### Task prompt
Transcribe the records that follow in their entirety, omitting any pictures.

### Records that describe figures
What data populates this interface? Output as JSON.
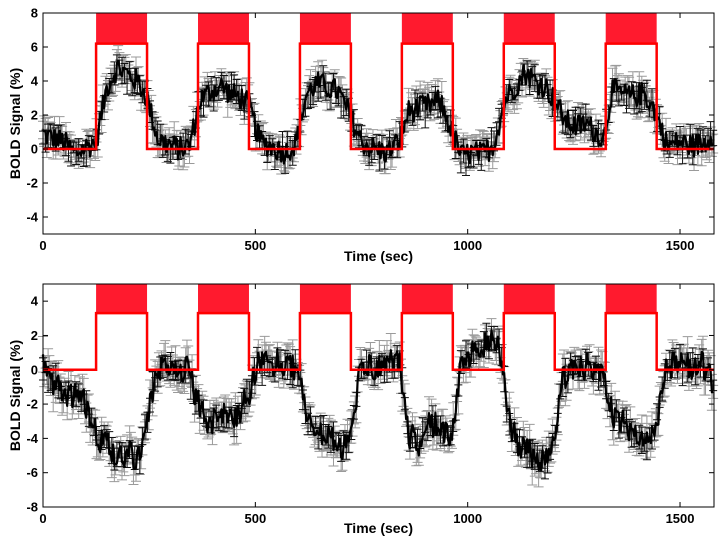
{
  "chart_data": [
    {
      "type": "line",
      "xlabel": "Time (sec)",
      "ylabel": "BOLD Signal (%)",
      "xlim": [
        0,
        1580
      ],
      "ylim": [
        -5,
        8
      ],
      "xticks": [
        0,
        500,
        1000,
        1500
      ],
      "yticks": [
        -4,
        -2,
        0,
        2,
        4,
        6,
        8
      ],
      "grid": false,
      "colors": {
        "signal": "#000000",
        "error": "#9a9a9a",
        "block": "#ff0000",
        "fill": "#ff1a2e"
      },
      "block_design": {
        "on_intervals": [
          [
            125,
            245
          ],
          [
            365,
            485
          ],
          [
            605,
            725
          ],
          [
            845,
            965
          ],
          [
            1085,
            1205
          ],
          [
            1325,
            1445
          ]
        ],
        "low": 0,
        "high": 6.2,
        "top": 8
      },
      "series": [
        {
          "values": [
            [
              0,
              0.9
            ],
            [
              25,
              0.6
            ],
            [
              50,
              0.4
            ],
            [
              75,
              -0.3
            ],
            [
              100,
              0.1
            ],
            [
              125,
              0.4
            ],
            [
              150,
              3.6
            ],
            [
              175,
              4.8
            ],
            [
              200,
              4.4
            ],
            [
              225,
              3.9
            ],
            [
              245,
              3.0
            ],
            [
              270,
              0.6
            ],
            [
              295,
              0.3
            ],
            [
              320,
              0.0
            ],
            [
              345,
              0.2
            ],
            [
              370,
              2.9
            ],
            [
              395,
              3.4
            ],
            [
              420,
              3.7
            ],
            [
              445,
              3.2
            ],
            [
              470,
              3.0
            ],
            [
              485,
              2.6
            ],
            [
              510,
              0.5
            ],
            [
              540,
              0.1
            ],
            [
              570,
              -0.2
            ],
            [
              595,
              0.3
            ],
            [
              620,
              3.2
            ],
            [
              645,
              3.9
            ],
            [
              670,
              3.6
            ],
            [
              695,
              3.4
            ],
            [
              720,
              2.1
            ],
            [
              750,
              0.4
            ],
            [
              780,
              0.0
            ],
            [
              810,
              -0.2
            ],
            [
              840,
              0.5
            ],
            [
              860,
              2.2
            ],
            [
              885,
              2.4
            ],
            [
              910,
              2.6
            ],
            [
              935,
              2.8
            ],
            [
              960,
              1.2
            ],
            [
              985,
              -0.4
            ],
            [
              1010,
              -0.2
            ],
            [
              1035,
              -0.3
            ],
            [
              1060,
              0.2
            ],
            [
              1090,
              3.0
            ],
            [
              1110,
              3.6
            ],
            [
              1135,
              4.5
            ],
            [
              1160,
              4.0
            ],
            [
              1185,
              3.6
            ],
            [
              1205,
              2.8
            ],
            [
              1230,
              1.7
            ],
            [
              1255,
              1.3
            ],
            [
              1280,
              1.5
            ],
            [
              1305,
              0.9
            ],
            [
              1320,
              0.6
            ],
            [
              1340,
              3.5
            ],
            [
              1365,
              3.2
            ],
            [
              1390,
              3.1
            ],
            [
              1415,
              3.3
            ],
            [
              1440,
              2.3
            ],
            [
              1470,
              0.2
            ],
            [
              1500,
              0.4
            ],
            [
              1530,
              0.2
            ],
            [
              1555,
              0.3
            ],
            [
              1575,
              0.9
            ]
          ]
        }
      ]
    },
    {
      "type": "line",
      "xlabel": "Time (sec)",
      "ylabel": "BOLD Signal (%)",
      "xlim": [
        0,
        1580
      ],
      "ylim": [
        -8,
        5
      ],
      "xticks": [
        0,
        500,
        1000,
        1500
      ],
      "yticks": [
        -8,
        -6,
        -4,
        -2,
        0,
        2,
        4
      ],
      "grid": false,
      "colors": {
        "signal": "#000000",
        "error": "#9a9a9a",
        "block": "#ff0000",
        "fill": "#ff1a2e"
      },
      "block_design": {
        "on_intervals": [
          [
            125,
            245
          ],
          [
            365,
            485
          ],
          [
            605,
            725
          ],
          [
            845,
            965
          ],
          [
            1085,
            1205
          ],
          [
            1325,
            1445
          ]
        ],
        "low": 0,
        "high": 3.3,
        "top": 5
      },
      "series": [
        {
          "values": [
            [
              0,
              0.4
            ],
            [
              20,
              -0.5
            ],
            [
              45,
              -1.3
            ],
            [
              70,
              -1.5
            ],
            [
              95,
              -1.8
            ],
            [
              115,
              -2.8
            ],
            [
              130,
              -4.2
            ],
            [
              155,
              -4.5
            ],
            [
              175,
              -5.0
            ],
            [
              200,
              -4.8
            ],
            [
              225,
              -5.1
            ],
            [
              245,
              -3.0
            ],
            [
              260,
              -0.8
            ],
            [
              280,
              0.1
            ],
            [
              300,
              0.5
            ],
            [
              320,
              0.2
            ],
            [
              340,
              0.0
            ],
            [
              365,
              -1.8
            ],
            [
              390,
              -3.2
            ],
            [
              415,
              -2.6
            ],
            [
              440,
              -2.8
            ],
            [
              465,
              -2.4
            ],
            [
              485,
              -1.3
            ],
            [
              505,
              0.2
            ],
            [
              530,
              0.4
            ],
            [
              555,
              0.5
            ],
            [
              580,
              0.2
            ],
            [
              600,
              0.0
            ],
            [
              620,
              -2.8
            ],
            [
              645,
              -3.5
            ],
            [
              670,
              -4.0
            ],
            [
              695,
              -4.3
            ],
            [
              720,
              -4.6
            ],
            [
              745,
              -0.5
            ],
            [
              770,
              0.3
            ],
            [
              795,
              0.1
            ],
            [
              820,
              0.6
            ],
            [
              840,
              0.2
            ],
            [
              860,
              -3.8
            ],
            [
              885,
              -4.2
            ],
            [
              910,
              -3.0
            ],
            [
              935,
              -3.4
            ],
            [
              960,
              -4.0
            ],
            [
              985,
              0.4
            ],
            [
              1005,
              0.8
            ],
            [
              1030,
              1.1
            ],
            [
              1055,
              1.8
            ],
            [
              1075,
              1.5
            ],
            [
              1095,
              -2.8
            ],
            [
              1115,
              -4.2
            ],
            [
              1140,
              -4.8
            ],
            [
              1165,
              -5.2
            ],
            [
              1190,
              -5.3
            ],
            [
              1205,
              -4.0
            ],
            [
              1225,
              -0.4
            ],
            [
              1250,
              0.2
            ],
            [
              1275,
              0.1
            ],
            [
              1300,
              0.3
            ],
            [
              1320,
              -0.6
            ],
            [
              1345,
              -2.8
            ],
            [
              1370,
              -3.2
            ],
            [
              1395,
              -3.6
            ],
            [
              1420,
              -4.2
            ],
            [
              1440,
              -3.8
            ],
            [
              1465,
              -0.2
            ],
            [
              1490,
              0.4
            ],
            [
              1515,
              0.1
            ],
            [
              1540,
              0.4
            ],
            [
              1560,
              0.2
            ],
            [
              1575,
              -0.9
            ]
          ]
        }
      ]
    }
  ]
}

### Correct response
What data populates this interface? Output as JSON.
{
  "chart_data": [
    {
      "type": "line",
      "xlabel": "Time (sec)",
      "ylabel": "BOLD Signal (%)",
      "xlim": [
        0,
        1580
      ],
      "ylim": [
        -5,
        8
      ],
      "xticks": [
        0,
        500,
        1000,
        1500
      ],
      "yticks": [
        -4,
        -2,
        0,
        2,
        4,
        6,
        8
      ],
      "grid": false,
      "colors": {
        "signal": "#000000",
        "error": "#9a9a9a",
        "block": "#ff0000",
        "fill": "#ff1a2e"
      },
      "block_design": {
        "on_intervals": [
          [
            125,
            245
          ],
          [
            365,
            485
          ],
          [
            605,
            725
          ],
          [
            845,
            965
          ],
          [
            1085,
            1205
          ],
          [
            1325,
            1445
          ]
        ],
        "low": 0,
        "high": 6.2,
        "top": 8
      },
      "series": [
        {
          "values": [
            [
              0,
              0.9
            ],
            [
              25,
              0.6
            ],
            [
              50,
              0.4
            ],
            [
              75,
              -0.3
            ],
            [
              100,
              0.1
            ],
            [
              125,
              0.4
            ],
            [
              150,
              3.6
            ],
            [
              175,
              4.8
            ],
            [
              200,
              4.4
            ],
            [
              225,
              3.9
            ],
            [
              245,
              3.0
            ],
            [
              270,
              0.6
            ],
            [
              295,
              0.3
            ],
            [
              320,
              0.0
            ],
            [
              345,
              0.2
            ],
            [
              370,
              2.9
            ],
            [
              395,
              3.4
            ],
            [
              420,
              3.7
            ],
            [
              445,
              3.2
            ],
            [
              470,
              3.0
            ],
            [
              485,
              2.6
            ],
            [
              510,
              0.5
            ],
            [
              540,
              0.1
            ],
            [
              570,
              -0.2
            ],
            [
              595,
              0.3
            ],
            [
              620,
              3.2
            ],
            [
              645,
              3.9
            ],
            [
              670,
              3.6
            ],
            [
              695,
              3.4
            ],
            [
              720,
              2.1
            ],
            [
              750,
              0.4
            ],
            [
              780,
              0.0
            ],
            [
              810,
              -0.2
            ],
            [
              840,
              0.5
            ],
            [
              860,
              2.2
            ],
            [
              885,
              2.4
            ],
            [
              910,
              2.6
            ],
            [
              935,
              2.8
            ],
            [
              960,
              1.2
            ],
            [
              985,
              -0.4
            ],
            [
              1010,
              -0.2
            ],
            [
              1035,
              -0.3
            ],
            [
              1060,
              0.2
            ],
            [
              1090,
              3.0
            ],
            [
              1110,
              3.6
            ],
            [
              1135,
              4.5
            ],
            [
              1160,
              4.0
            ],
            [
              1185,
              3.6
            ],
            [
              1205,
              2.8
            ],
            [
              1230,
              1.7
            ],
            [
              1255,
              1.3
            ],
            [
              1280,
              1.5
            ],
            [
              1305,
              0.9
            ],
            [
              1320,
              0.6
            ],
            [
              1340,
              3.5
            ],
            [
              1365,
              3.2
            ],
            [
              1390,
              3.1
            ],
            [
              1415,
              3.3
            ],
            [
              1440,
              2.3
            ],
            [
              1470,
              0.2
            ],
            [
              1500,
              0.4
            ],
            [
              1530,
              0.2
            ],
            [
              1555,
              0.3
            ],
            [
              1575,
              0.9
            ]
          ]
        }
      ]
    },
    {
      "type": "line",
      "xlabel": "Time (sec)",
      "ylabel": "BOLD Signal (%)",
      "xlim": [
        0,
        1580
      ],
      "ylim": [
        -8,
        5
      ],
      "xticks": [
        0,
        500,
        1000,
        1500
      ],
      "yticks": [
        -8,
        -6,
        -4,
        -2,
        0,
        2,
        4
      ],
      "grid": false,
      "colors": {
        "signal": "#000000",
        "error": "#9a9a9a",
        "block": "#ff0000",
        "fill": "#ff1a2e"
      },
      "block_design": {
        "on_intervals": [
          [
            125,
            245
          ],
          [
            365,
            485
          ],
          [
            605,
            725
          ],
          [
            845,
            965
          ],
          [
            1085,
            1205
          ],
          [
            1325,
            1445
          ]
        ],
        "low": 0,
        "high": 3.3,
        "top": 5
      },
      "series": [
        {
          "values": [
            [
              0,
              0.4
            ],
            [
              20,
              -0.5
            ],
            [
              45,
              -1.3
            ],
            [
              70,
              -1.5
            ],
            [
              95,
              -1.8
            ],
            [
              115,
              -2.8
            ],
            [
              130,
              -4.2
            ],
            [
              155,
              -4.5
            ],
            [
              175,
              -5.0
            ],
            [
              200,
              -4.8
            ],
            [
              225,
              -5.1
            ],
            [
              245,
              -3.0
            ],
            [
              260,
              -0.8
            ],
            [
              280,
              0.1
            ],
            [
              300,
              0.5
            ],
            [
              320,
              0.2
            ],
            [
              340,
              0.0
            ],
            [
              365,
              -1.8
            ],
            [
              390,
              -3.2
            ],
            [
              415,
              -2.6
            ],
            [
              440,
              -2.8
            ],
            [
              465,
              -2.4
            ],
            [
              485,
              -1.3
            ],
            [
              505,
              0.2
            ],
            [
              530,
              0.4
            ],
            [
              555,
              0.5
            ],
            [
              580,
              0.2
            ],
            [
              600,
              0.0
            ],
            [
              620,
              -2.8
            ],
            [
              645,
              -3.5
            ],
            [
              670,
              -4.0
            ],
            [
              695,
              -4.3
            ],
            [
              720,
              -4.6
            ],
            [
              745,
              -0.5
            ],
            [
              770,
              0.3
            ],
            [
              795,
              0.1
            ],
            [
              820,
              0.6
            ],
            [
              840,
              0.2
            ],
            [
              860,
              -3.8
            ],
            [
              885,
              -4.2
            ],
            [
              910,
              -3.0
            ],
            [
              935,
              -3.4
            ],
            [
              960,
              -4.0
            ],
            [
              985,
              0.4
            ],
            [
              1005,
              0.8
            ],
            [
              1030,
              1.1
            ],
            [
              1055,
              1.8
            ],
            [
              1075,
              1.5
            ],
            [
              1095,
              -2.8
            ],
            [
              1115,
              -4.2
            ],
            [
              1140,
              -4.8
            ],
            [
              1165,
              -5.2
            ],
            [
              1190,
              -5.3
            ],
            [
              1205,
              -4.0
            ],
            [
              1225,
              -0.4
            ],
            [
              1250,
              0.2
            ],
            [
              1275,
              0.1
            ],
            [
              1300,
              0.3
            ],
            [
              1320,
              -0.6
            ],
            [
              1345,
              -2.8
            ],
            [
              1370,
              -3.2
            ],
            [
              1395,
              -3.6
            ],
            [
              1420,
              -4.2
            ],
            [
              1440,
              -3.8
            ],
            [
              1465,
              -0.2
            ],
            [
              1490,
              0.4
            ],
            [
              1515,
              0.1
            ],
            [
              1540,
              0.4
            ],
            [
              1560,
              0.2
            ],
            [
              1575,
              -0.9
            ]
          ]
        }
      ]
    }
  ]
}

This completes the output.